- **Supplied entries**:
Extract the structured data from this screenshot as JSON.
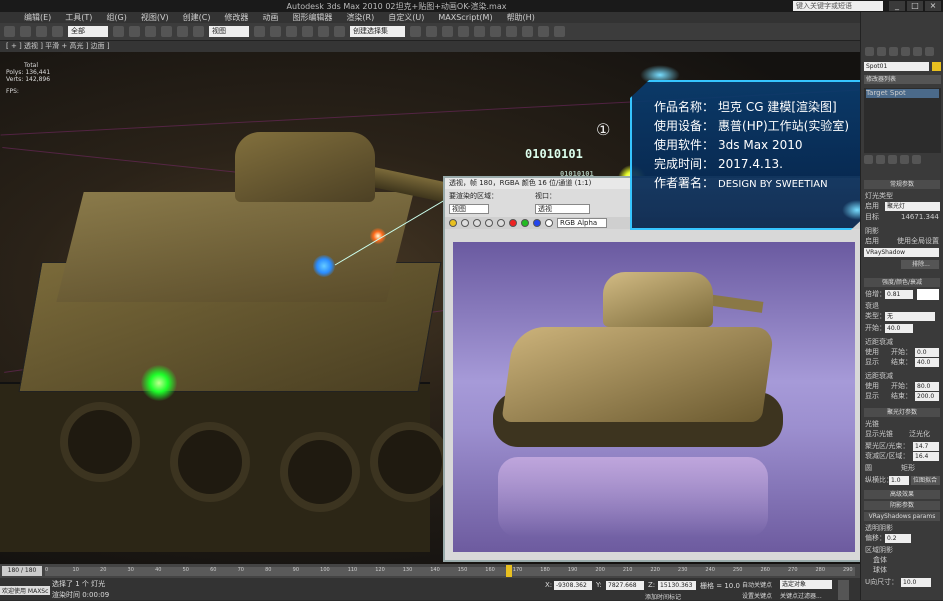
{
  "titlebar": {
    "title": "Autodesk 3ds Max 2010     02坦克+贴图+动画OK-渲染.max",
    "search_placeholder": "键入关键字或短语",
    "window_buttons": [
      "_",
      "□",
      "×"
    ]
  },
  "menu": {
    "items": [
      "编辑(E)",
      "工具(T)",
      "组(G)",
      "视图(V)",
      "创建(C)",
      "修改器",
      "动画",
      "图形编辑器",
      "渲染(R)",
      "自定义(U)",
      "MAXScript(M)",
      "帮助(H)"
    ]
  },
  "toolbar": {
    "selection_filter": "全部",
    "reference_coord": "视图",
    "selection_set": "创建选择集"
  },
  "viewport": {
    "label": "[ + ] 透视 ] 平滑 + 高光 ] 边面 ]",
    "stats": {
      "total_label": "Total",
      "polys_label": "Polys:",
      "polys_value": "136,441",
      "verts_label": "Verts:",
      "verts_value": "142,896",
      "fps_label": "FPS:"
    },
    "binary_text_1": "01010101",
    "binary_text_2": "01010101",
    "circle_mark": "①"
  },
  "render_window": {
    "title": "透视，帧 180，RGBA 颜色 16 位/通道 (1:1)",
    "area_label": "要渲染的区域：",
    "area_value": "视图",
    "viewport_label": "视口：",
    "viewport_value": "透视",
    "channel_value": "RGB Alpha"
  },
  "info_panel": {
    "lines": [
      {
        "label": "作品名称：",
        "value": "坦克 CG 建模[渲染图]"
      },
      {
        "label": "使用设备：",
        "value": "惠普(HP)工作站(实验室)"
      },
      {
        "label": "使用软件：",
        "value": "3ds Max 2010"
      },
      {
        "label": "完成时间：",
        "value": "2017.4.13."
      },
      {
        "label": "作者署名：",
        "value": "DESIGN BY SWEETIAN"
      }
    ]
  },
  "command_panel": {
    "object_name": "Spot01",
    "modifier_list": "修改器列表",
    "stack_item": "Target Spot",
    "general_params": "常规参数",
    "light_type": "灯光类型",
    "light_type_checkbox": "启用",
    "spot_type": "聚光灯",
    "targeted": "目标",
    "target_distance": "14671.344",
    "shadows": "阴影",
    "shadows_on": "启用",
    "use_global": "使用全局设置",
    "shadow_type": "VRayShadow",
    "exclude": "排除...",
    "intensity_header": "强度/颜色/衰减",
    "multiplier_label": "倍增：",
    "multiplier_value": "0.81",
    "decay": "衰退",
    "decay_type_label": "类型：",
    "decay_type": "无",
    "decay_start_label": "开始：",
    "decay_start": "40.0",
    "near_atten": "近距衰减",
    "near_use": "使用",
    "near_start_label": "开始：",
    "near_start": "0.0",
    "near_show": "显示",
    "near_end_label": "结束：",
    "near_end": "40.0",
    "far_atten": "远距衰减",
    "far_use": "使用",
    "far_start_label": "开始：",
    "far_start": "80.0",
    "far_show": "显示",
    "far_end_label": "结束：",
    "far_end": "200.0",
    "spot_params": "聚光灯参数",
    "light_cone": "光锥",
    "show_cone": "显示光锥",
    "overshoot": "泛光化",
    "hotspot_label": "聚光区/光束：",
    "hotspot_value": "14.7",
    "falloff_label": "衰减区/区域：",
    "falloff_value": "16.4",
    "circle": "圆",
    "rectangle": "矩形",
    "aspect_label": "纵横比：",
    "aspect_value": "1.0",
    "bitmap_fit": "位图拟合",
    "advanced_effects": "高级效果",
    "shadow_params": "阴影参数",
    "vray_shadow_params": "VRayShadows params",
    "transparent_shadows": "透明阴影",
    "bias_label": "偏移：",
    "bias_value": "0.2",
    "area_shadow": "区域阴影",
    "box": "盒体",
    "sphere": "球体",
    "u_size_label": "U向尺寸：",
    "u_size_value": "10.0"
  },
  "timeline": {
    "frame_indicator": "180 / 180",
    "ticks": [
      "0",
      "10",
      "20",
      "30",
      "40",
      "50",
      "60",
      "70",
      "80",
      "90",
      "100",
      "110",
      "120",
      "130",
      "140",
      "150",
      "160",
      "170",
      "180",
      "190",
      "200",
      "210",
      "220",
      "230",
      "240",
      "250",
      "260",
      "270",
      "280",
      "290"
    ]
  },
  "status": {
    "welcome": "欢迎使用 MAXSc",
    "selection": "选择了 1 个 灯光",
    "prompt": "渲染时间 0:00:09",
    "x_label": "X:",
    "x_value": "-9308.362",
    "y_label": "Y:",
    "y_value": "7827.668",
    "z_label": "Z:",
    "z_value": "15130.363",
    "grid": "栅格 = 10.0",
    "add_time_tag": "添加时间标记",
    "auto_key": "自动关键点",
    "selected_object": "选定对象",
    "set_key": "设置关键点",
    "key_filters": "关键点过滤器..."
  }
}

- **Directions**: Copy the records above exactly. The pictures are not part of the copy.

- **In response**:
Extract the structured data from this screenshot as JSON.
{
  "titlebar": {
    "title": "Autodesk 3ds Max 2010     02坦克+贴图+动画OK-渲染.max",
    "search_placeholder": "键入关键字或短语",
    "window_buttons": [
      "_",
      "□",
      "×"
    ]
  },
  "menu": {
    "items": [
      "编辑(E)",
      "工具(T)",
      "组(G)",
      "视图(V)",
      "创建(C)",
      "修改器",
      "动画",
      "图形编辑器",
      "渲染(R)",
      "自定义(U)",
      "MAXScript(M)",
      "帮助(H)"
    ]
  },
  "toolbar": {
    "selection_filter": "全部",
    "reference_coord": "视图",
    "selection_set": "创建选择集"
  },
  "viewport": {
    "label": "[ + ] 透视 ] 平滑 + 高光 ] 边面 ]",
    "stats": {
      "total_label": "Total",
      "polys_label": "Polys:",
      "polys_value": "136,441",
      "verts_label": "Verts:",
      "verts_value": "142,896",
      "fps_label": "FPS:"
    },
    "binary_text_1": "01010101",
    "binary_text_2": "01010101",
    "circle_mark": "①"
  },
  "render_window": {
    "title": "透视，帧 180，RGBA 颜色 16 位/通道 (1:1)",
    "area_label": "要渲染的区域：",
    "area_value": "视图",
    "viewport_label": "视口：",
    "viewport_value": "透视",
    "channel_value": "RGB Alpha"
  },
  "info_panel": {
    "lines": [
      {
        "label": "作品名称：",
        "value": "坦克 CG 建模[渲染图]"
      },
      {
        "label": "使用设备：",
        "value": "惠普(HP)工作站(实验室)"
      },
      {
        "label": "使用软件：",
        "value": "3ds Max 2010"
      },
      {
        "label": "完成时间：",
        "value": "2017.4.13."
      },
      {
        "label": "作者署名：",
        "value": "DESIGN BY SWEETIAN"
      }
    ]
  },
  "command_panel": {
    "object_name": "Spot01",
    "modifier_list": "修改器列表",
    "stack_item": "Target Spot",
    "general_params": "常规参数",
    "light_type": "灯光类型",
    "light_type_checkbox": "启用",
    "spot_type": "聚光灯",
    "targeted": "目标",
    "target_distance": "14671.344",
    "shadows": "阴影",
    "shadows_on": "启用",
    "use_global": "使用全局设置",
    "shadow_type": "VRayShadow",
    "exclude": "排除...",
    "intensity_header": "强度/颜色/衰减",
    "multiplier_label": "倍增：",
    "multiplier_value": "0.81",
    "decay": "衰退",
    "decay_type_label": "类型：",
    "decay_type": "无",
    "decay_start_label": "开始：",
    "decay_start": "40.0",
    "near_atten": "近距衰减",
    "near_use": "使用",
    "near_start_label": "开始：",
    "near_start": "0.0",
    "near_show": "显示",
    "near_end_label": "结束：",
    "near_end": "40.0",
    "far_atten": "远距衰减",
    "far_use": "使用",
    "far_start_label": "开始：",
    "far_start": "80.0",
    "far_show": "显示",
    "far_end_label": "结束：",
    "far_end": "200.0",
    "spot_params": "聚光灯参数",
    "light_cone": "光锥",
    "show_cone": "显示光锥",
    "overshoot": "泛光化",
    "hotspot_label": "聚光区/光束：",
    "hotspot_value": "14.7",
    "falloff_label": "衰减区/区域：",
    "falloff_value": "16.4",
    "circle": "圆",
    "rectangle": "矩形",
    "aspect_label": "纵横比：",
    "aspect_value": "1.0",
    "bitmap_fit": "位图拟合",
    "advanced_effects": "高级效果",
    "shadow_params": "阴影参数",
    "vray_shadow_params": "VRayShadows params",
    "transparent_shadows": "透明阴影",
    "bias_label": "偏移：",
    "bias_value": "0.2",
    "area_shadow": "区域阴影",
    "box": "盒体",
    "sphere": "球体",
    "u_size_label": "U向尺寸：",
    "u_size_value": "10.0"
  },
  "timeline": {
    "frame_indicator": "180 / 180",
    "ticks": [
      "0",
      "10",
      "20",
      "30",
      "40",
      "50",
      "60",
      "70",
      "80",
      "90",
      "100",
      "110",
      "120",
      "130",
      "140",
      "150",
      "160",
      "170",
      "180",
      "190",
      "200",
      "210",
      "220",
      "230",
      "240",
      "250",
      "260",
      "270",
      "280",
      "290"
    ]
  },
  "status": {
    "welcome": "欢迎使用 MAXSc",
    "selection": "选择了 1 个 灯光",
    "prompt": "渲染时间 0:00:09",
    "x_label": "X:",
    "x_value": "-9308.362",
    "y_label": "Y:",
    "y_value": "7827.668",
    "z_label": "Z:",
    "z_value": "15130.363",
    "grid": "栅格 = 10.0",
    "add_time_tag": "添加时间标记",
    "auto_key": "自动关键点",
    "selected_object": "选定对象",
    "set_key": "设置关键点",
    "key_filters": "关键点过滤器..."
  }
}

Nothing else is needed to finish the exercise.